What is being asked
You are to retype all of the data exactly as it appears.

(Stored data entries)
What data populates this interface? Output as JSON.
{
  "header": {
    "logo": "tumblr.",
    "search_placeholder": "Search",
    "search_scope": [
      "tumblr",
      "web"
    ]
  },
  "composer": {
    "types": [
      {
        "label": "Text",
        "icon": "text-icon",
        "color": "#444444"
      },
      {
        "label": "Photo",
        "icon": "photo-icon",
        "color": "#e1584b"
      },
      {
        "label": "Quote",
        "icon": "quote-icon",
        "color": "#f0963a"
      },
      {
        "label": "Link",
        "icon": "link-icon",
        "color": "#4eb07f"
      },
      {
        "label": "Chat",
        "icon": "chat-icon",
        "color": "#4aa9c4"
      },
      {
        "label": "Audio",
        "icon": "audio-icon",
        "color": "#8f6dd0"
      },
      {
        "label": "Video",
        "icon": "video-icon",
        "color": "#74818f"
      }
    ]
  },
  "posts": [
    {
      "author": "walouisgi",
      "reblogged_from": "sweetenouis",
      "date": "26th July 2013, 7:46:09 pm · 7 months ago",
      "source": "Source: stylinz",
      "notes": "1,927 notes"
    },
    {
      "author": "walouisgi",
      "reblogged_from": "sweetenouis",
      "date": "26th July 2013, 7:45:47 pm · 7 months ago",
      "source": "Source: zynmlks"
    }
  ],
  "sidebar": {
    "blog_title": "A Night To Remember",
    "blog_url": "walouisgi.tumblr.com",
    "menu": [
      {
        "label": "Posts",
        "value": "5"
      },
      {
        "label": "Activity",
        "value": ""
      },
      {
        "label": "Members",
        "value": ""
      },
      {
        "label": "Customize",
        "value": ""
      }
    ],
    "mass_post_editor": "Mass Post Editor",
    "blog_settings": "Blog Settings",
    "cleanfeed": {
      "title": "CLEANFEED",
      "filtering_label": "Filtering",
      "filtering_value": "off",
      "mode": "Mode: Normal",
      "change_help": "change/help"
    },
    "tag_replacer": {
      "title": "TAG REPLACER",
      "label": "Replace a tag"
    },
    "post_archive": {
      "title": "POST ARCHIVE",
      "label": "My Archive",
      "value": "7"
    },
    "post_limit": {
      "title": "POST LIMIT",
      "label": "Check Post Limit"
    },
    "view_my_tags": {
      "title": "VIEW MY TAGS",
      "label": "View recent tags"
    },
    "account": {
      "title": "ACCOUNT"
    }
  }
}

Result below
What data populates this interface? Output as JSON.
{
  "header": {
    "logo": "tumblr.",
    "search_placeholder": "Search",
    "search_scope": [
      "tumblr",
      "web"
    ]
  },
  "composer": {
    "types": [
      {
        "label": "Text",
        "icon": "text-icon",
        "color": "#444444"
      },
      {
        "label": "Photo",
        "icon": "photo-icon",
        "color": "#e1584b"
      },
      {
        "label": "Quote",
        "icon": "quote-icon",
        "color": "#f0963a"
      },
      {
        "label": "Link",
        "icon": "link-icon",
        "color": "#4eb07f"
      },
      {
        "label": "Chat",
        "icon": "chat-icon",
        "color": "#4aa9c4"
      },
      {
        "label": "Audio",
        "icon": "audio-icon",
        "color": "#8f6dd0"
      },
      {
        "label": "Video",
        "icon": "video-icon",
        "color": "#74818f"
      }
    ]
  },
  "posts": [
    {
      "author": "walouisgi",
      "reblogged_from": "sweetenouis",
      "date": "26th July 2013, 7:46:09 pm · 7 months ago",
      "source": "Source: stylinz",
      "notes": "1,927 notes"
    },
    {
      "author": "walouisgi",
      "reblogged_from": "sweetenouis",
      "date": "26th July 2013, 7:45:47 pm · 7 months ago",
      "source": "Source: zynmlks"
    }
  ],
  "sidebar": {
    "blog_title": "A Night To Remember",
    "blog_url": "walouisgi.tumblr.com",
    "menu": [
      {
        "label": "Posts",
        "value": "5"
      },
      {
        "label": "Activity",
        "value": ""
      },
      {
        "label": "Members",
        "value": ""
      },
      {
        "label": "Customize",
        "value": ""
      }
    ],
    "mass_post_editor": "Mass Post Editor",
    "blog_settings": "Blog Settings",
    "cleanfeed": {
      "title": "CLEANFEED",
      "filtering_label": "Filtering",
      "filtering_value": "off",
      "mode": "Mode: Normal",
      "change_help": "change/help"
    },
    "tag_replacer": {
      "title": "TAG REPLACER",
      "label": "Replace a tag"
    },
    "post_archive": {
      "title": "POST ARCHIVE",
      "label": "My Archive",
      "value": "7"
    },
    "post_limit": {
      "title": "POST LIMIT",
      "label": "Check Post Limit"
    },
    "view_my_tags": {
      "title": "VIEW MY TAGS",
      "label": "View recent tags"
    },
    "account": {
      "title": "ACCOUNT"
    }
  }
}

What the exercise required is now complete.